# Material provided:
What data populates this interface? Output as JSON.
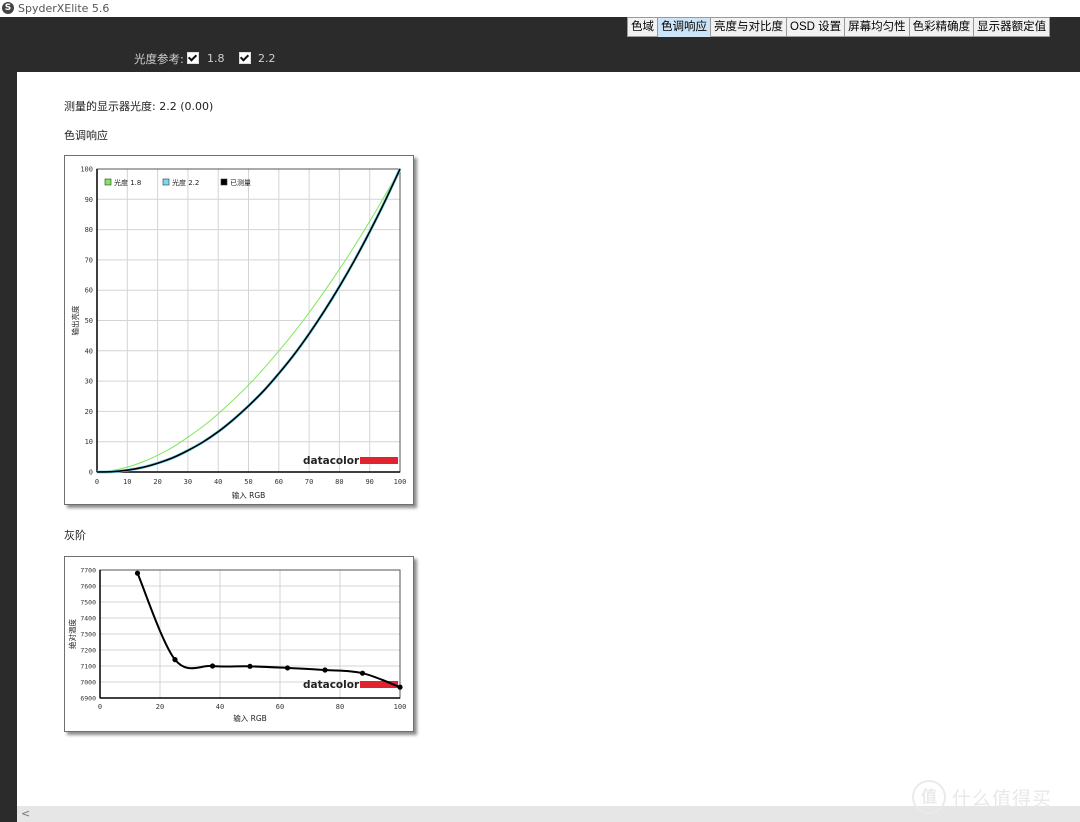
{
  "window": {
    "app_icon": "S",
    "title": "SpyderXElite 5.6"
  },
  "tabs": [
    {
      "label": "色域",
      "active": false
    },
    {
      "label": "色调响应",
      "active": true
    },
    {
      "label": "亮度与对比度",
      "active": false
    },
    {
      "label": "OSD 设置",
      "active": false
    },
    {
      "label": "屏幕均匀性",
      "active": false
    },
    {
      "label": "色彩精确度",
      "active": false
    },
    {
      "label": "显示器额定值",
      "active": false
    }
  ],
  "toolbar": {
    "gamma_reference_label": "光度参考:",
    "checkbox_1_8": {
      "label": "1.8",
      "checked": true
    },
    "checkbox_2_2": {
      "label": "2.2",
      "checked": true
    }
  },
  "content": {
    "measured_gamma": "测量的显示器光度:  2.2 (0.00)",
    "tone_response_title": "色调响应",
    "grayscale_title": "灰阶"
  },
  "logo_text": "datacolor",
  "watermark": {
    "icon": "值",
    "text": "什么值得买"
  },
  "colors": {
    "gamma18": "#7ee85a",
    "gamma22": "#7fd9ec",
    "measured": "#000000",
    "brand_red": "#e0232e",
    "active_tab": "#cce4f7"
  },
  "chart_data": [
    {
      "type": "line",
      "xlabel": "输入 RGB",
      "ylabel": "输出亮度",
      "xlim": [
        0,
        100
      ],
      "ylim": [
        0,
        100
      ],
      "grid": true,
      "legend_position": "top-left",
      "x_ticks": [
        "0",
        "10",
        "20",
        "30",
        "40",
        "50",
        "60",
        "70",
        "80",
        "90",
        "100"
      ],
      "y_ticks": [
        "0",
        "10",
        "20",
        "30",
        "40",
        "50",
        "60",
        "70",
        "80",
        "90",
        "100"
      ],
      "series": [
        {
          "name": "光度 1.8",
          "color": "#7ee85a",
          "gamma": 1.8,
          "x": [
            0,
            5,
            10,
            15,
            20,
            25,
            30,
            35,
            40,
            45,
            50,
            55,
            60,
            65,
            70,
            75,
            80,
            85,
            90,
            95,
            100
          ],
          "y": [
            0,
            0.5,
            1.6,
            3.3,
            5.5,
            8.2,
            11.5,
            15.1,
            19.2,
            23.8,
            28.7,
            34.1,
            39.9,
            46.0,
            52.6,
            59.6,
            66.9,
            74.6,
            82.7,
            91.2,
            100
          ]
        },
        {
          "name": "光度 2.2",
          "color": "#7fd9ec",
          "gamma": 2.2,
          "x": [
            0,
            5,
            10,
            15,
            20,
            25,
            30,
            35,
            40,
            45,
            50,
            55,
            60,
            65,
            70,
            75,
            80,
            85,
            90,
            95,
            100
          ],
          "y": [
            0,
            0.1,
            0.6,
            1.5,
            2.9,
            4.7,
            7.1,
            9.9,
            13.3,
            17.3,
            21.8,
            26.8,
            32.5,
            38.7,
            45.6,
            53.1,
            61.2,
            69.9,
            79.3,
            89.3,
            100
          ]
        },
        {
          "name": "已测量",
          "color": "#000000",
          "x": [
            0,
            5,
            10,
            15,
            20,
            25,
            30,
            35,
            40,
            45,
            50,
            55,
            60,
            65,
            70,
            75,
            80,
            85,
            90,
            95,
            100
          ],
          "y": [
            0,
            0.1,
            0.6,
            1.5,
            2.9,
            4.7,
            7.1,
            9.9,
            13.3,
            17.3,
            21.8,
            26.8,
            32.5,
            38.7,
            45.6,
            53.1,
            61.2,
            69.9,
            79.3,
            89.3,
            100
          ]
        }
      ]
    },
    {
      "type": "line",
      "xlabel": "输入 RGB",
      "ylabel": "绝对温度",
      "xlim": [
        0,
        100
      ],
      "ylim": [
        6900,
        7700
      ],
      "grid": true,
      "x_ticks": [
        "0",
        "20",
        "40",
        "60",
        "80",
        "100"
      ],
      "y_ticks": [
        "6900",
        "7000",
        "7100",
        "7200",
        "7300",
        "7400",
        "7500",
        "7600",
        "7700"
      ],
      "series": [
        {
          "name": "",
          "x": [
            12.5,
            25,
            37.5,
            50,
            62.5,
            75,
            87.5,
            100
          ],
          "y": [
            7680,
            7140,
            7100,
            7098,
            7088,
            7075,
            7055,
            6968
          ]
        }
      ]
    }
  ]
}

# Exercise task:
Skip the pictures and transcribe the rest of the records exactly.

# Exercise output:
What data populates this interface? Output as JSON.
{
  "window": {
    "app_icon": "S",
    "title": "SpyderXElite 5.6"
  },
  "tabs": [
    {
      "label": "色域",
      "active": false
    },
    {
      "label": "色调响应",
      "active": true
    },
    {
      "label": "亮度与对比度",
      "active": false
    },
    {
      "label": "OSD 设置",
      "active": false
    },
    {
      "label": "屏幕均匀性",
      "active": false
    },
    {
      "label": "色彩精确度",
      "active": false
    },
    {
      "label": "显示器额定值",
      "active": false
    }
  ],
  "toolbar": {
    "gamma_reference_label": "光度参考:",
    "checkbox_1_8": {
      "label": "1.8",
      "checked": true
    },
    "checkbox_2_2": {
      "label": "2.2",
      "checked": true
    }
  },
  "content": {
    "measured_gamma": "测量的显示器光度:  2.2 (0.00)",
    "tone_response_title": "色调响应",
    "grayscale_title": "灰阶"
  },
  "logo_text": "datacolor",
  "watermark": {
    "icon": "值",
    "text": "什么值得买"
  },
  "colors": {
    "gamma18": "#7ee85a",
    "gamma22": "#7fd9ec",
    "measured": "#000000",
    "brand_red": "#e0232e",
    "active_tab": "#cce4f7"
  },
  "chart_data": [
    {
      "type": "line",
      "xlabel": "输入 RGB",
      "ylabel": "输出亮度",
      "xlim": [
        0,
        100
      ],
      "ylim": [
        0,
        100
      ],
      "grid": true,
      "legend_position": "top-left",
      "x_ticks": [
        "0",
        "10",
        "20",
        "30",
        "40",
        "50",
        "60",
        "70",
        "80",
        "90",
        "100"
      ],
      "y_ticks": [
        "0",
        "10",
        "20",
        "30",
        "40",
        "50",
        "60",
        "70",
        "80",
        "90",
        "100"
      ],
      "series": [
        {
          "name": "光度 1.8",
          "color": "#7ee85a",
          "gamma": 1.8,
          "x": [
            0,
            5,
            10,
            15,
            20,
            25,
            30,
            35,
            40,
            45,
            50,
            55,
            60,
            65,
            70,
            75,
            80,
            85,
            90,
            95,
            100
          ],
          "y": [
            0,
            0.5,
            1.6,
            3.3,
            5.5,
            8.2,
            11.5,
            15.1,
            19.2,
            23.8,
            28.7,
            34.1,
            39.9,
            46.0,
            52.6,
            59.6,
            66.9,
            74.6,
            82.7,
            91.2,
            100
          ]
        },
        {
          "name": "光度 2.2",
          "color": "#7fd9ec",
          "gamma": 2.2,
          "x": [
            0,
            5,
            10,
            15,
            20,
            25,
            30,
            35,
            40,
            45,
            50,
            55,
            60,
            65,
            70,
            75,
            80,
            85,
            90,
            95,
            100
          ],
          "y": [
            0,
            0.1,
            0.6,
            1.5,
            2.9,
            4.7,
            7.1,
            9.9,
            13.3,
            17.3,
            21.8,
            26.8,
            32.5,
            38.7,
            45.6,
            53.1,
            61.2,
            69.9,
            79.3,
            89.3,
            100
          ]
        },
        {
          "name": "已测量",
          "color": "#000000",
          "x": [
            0,
            5,
            10,
            15,
            20,
            25,
            30,
            35,
            40,
            45,
            50,
            55,
            60,
            65,
            70,
            75,
            80,
            85,
            90,
            95,
            100
          ],
          "y": [
            0,
            0.1,
            0.6,
            1.5,
            2.9,
            4.7,
            7.1,
            9.9,
            13.3,
            17.3,
            21.8,
            26.8,
            32.5,
            38.7,
            45.6,
            53.1,
            61.2,
            69.9,
            79.3,
            89.3,
            100
          ]
        }
      ]
    },
    {
      "type": "line",
      "xlabel": "输入 RGB",
      "ylabel": "绝对温度",
      "xlim": [
        0,
        100
      ],
      "ylim": [
        6900,
        7700
      ],
      "grid": true,
      "x_ticks": [
        "0",
        "20",
        "40",
        "60",
        "80",
        "100"
      ],
      "y_ticks": [
        "6900",
        "7000",
        "7100",
        "7200",
        "7300",
        "7400",
        "7500",
        "7600",
        "7700"
      ],
      "series": [
        {
          "name": "",
          "x": [
            12.5,
            25,
            37.5,
            50,
            62.5,
            75,
            87.5,
            100
          ],
          "y": [
            7680,
            7140,
            7100,
            7098,
            7088,
            7075,
            7055,
            6968
          ]
        }
      ]
    }
  ]
}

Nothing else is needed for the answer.